- _Direction_
Only the lines from the one containing "What text is on this page?" to the end of the entries should be written out, each exactly as it stands, both ends included.

(Stored records)
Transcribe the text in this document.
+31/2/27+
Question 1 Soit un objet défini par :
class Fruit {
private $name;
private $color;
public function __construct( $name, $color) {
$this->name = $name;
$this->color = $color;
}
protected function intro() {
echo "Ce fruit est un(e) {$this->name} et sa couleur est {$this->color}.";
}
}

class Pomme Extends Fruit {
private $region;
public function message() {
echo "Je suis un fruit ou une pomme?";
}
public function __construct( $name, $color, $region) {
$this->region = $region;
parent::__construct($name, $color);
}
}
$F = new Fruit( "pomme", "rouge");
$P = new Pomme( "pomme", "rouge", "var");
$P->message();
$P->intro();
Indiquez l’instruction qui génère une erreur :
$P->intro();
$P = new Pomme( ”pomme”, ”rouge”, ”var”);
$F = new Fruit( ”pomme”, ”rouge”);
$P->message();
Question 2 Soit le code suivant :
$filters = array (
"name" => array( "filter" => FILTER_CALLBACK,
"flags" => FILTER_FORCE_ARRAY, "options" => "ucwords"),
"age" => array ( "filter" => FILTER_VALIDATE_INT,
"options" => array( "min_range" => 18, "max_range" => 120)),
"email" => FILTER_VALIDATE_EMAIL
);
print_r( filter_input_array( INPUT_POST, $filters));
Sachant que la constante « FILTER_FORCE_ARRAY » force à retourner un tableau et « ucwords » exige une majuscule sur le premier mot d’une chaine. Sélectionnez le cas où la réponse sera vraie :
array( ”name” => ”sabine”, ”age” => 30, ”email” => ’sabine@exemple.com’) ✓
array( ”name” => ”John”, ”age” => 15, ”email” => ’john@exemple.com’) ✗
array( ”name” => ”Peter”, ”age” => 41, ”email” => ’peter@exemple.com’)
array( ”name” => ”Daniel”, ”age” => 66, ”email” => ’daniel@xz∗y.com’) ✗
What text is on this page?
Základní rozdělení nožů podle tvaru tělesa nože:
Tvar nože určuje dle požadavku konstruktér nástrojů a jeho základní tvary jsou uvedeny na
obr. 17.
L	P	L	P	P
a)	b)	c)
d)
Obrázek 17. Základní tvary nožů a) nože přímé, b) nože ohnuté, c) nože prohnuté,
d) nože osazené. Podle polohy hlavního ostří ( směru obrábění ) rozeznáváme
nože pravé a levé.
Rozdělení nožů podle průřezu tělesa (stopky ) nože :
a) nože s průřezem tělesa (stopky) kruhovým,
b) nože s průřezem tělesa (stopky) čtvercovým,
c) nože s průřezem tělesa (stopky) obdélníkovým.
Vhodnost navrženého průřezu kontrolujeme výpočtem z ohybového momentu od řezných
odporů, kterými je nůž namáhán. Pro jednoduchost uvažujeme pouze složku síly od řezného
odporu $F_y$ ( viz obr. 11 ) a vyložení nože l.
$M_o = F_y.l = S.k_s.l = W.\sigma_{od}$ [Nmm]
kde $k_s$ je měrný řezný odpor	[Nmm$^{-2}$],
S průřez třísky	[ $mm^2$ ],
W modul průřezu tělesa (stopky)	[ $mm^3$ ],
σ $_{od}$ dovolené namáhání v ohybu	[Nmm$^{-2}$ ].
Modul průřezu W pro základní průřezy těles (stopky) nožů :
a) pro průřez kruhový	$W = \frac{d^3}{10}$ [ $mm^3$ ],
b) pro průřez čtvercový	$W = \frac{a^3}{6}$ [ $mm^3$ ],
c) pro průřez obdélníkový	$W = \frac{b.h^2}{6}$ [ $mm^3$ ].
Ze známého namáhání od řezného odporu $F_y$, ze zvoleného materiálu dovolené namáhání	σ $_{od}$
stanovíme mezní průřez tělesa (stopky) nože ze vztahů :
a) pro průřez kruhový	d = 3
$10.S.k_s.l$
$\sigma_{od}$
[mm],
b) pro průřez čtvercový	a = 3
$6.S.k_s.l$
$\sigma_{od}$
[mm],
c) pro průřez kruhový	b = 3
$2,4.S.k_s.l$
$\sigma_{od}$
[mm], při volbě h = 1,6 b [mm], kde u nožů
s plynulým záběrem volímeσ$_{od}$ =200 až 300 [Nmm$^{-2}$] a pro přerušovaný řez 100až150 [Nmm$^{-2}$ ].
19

- _Answer to this exercise_
What text is on this page?
Základní rozdělení nožů podle tvaru tělesa nože:
Tvar nože určuje dle požadavku konstruktér nástrojů a jeho základní tvary jsou uvedeny na
obr. 17.
L	P	L	P	P
a)	b)	c)
d)
Obrázek 17. Základní tvary nožů a) nože přímé, b) nože ohnuté, c) nože prohnuté,
d) nože osazené. Podle polohy hlavního ostří ( směru obrábění ) rozeznáváme
nože pravé a levé.
Rozdělení nožů podle průřezu tělesa (stopky ) nože :
a) nože s průřezem tělesa (stopky) kruhovým,
b) nože s průřezem tělesa (stopky) čtvercovým,
c) nože s průřezem tělesa (stopky) obdélníkovým.
Vhodnost navrženého průřezu kontrolujeme výpočtem z ohybového momentu od řezných
odporů, kterými je nůž namáhán. Pro jednoduchost uvažujeme pouze složku síly od řezného
odporu $F_y$ ( viz obr. 11 ) a vyložení nože l.
$M_o = F_y.l = S.k_s.l = W.\sigma_{od}$ [Nmm]
kde $k_s$ je měrný řezný odpor	[Nmm$^{-2}$],
S průřez třísky	[ $mm^2$ ],
W modul průřezu tělesa (stopky)	[ $mm^3$ ],
σ $_{od}$ dovolené namáhání v ohybu	[Nmm$^{-2}$ ].
Modul průřezu W pro základní průřezy těles (stopky) nožů :
a) pro průřez kruhový	$W = \frac{d^3}{10}$ [ $mm^3$ ],
b) pro průřez čtvercový	$W = \frac{a^3}{6}$ [ $mm^3$ ],
c) pro průřez obdélníkový	$W = \frac{b.h^2}{6}$ [ $mm^3$ ].
Ze známého namáhání od řezného odporu $F_y$, ze zvoleného materiálu dovolené namáhání	σ $_{od}$
stanovíme mezní průřez tělesa (stopky) nože ze vztahů :
a) pro průřez kruhový	d = 3
$10.S.k_s.l$
$\sigma_{od}$
[mm],
b) pro průřez čtvercový	a = 3
$6.S.k_s.l$
$\sigma_{od}$
[mm],
c) pro průřez kruhový	b = 3
$2,4.S.k_s.l$
$\sigma_{od}$
[mm], při volbě h = 1,6 b [mm], kde u nožů
s plynulým záběrem volímeσ$_{od}$ =200 až 300 [Nmm$^{-2}$] a pro přerušovaný řez 100až150 [Nmm$^{-2}$ ].
19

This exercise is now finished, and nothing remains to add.